-------- Dataset entries --------
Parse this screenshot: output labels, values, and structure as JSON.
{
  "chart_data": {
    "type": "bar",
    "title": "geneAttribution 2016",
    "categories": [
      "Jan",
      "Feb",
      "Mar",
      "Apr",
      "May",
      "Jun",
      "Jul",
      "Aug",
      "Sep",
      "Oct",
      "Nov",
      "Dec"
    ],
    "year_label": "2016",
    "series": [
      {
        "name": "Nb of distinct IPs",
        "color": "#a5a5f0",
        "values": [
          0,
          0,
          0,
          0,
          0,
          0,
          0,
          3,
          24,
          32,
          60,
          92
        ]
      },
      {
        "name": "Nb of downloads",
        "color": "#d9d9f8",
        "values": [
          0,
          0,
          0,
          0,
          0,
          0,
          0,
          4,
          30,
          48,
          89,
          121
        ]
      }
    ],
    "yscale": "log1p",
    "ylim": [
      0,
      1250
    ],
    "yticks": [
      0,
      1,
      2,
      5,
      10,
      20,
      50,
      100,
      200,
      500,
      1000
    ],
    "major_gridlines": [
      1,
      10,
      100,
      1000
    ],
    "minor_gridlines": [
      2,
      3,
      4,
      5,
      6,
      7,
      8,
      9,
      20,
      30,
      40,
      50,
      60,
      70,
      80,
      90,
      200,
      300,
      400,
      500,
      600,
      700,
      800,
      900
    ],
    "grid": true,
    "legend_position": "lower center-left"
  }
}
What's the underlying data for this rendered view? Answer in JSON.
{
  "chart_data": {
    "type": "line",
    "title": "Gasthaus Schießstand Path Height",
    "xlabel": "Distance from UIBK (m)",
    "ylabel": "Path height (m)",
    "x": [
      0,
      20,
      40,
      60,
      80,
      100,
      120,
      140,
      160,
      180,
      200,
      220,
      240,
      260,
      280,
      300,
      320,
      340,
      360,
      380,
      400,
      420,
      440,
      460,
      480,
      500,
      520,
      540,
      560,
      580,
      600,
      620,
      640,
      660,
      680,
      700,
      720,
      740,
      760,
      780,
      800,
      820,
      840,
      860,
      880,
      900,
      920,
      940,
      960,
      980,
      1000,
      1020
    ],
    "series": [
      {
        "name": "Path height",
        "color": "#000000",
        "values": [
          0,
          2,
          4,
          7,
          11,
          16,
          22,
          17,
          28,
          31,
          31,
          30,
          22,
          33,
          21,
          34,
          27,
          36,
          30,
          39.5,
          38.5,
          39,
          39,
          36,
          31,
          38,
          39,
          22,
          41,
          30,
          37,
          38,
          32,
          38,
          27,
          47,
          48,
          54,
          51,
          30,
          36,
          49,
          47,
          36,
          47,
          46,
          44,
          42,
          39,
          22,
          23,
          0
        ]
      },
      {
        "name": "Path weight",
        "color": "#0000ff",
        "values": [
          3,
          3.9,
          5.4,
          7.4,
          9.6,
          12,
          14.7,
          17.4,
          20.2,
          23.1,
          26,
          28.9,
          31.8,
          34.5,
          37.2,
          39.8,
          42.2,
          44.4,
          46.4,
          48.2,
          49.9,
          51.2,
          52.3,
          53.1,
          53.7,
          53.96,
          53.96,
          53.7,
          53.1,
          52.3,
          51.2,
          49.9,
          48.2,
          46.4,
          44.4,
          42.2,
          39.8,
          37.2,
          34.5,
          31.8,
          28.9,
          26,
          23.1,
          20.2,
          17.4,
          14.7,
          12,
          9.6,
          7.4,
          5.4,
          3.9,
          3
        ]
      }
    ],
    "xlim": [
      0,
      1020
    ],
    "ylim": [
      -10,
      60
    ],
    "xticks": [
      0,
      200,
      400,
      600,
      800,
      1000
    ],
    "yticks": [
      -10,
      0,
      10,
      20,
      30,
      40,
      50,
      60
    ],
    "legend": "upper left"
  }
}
--------
Search the records above for "Path". Copy each line where it is found.

> **Result below**
    "title": "Gasthaus Schießstand Path Height",
    "ylabel": "Path height (m)",
        "name": "Path height",
        "name": "Path weight",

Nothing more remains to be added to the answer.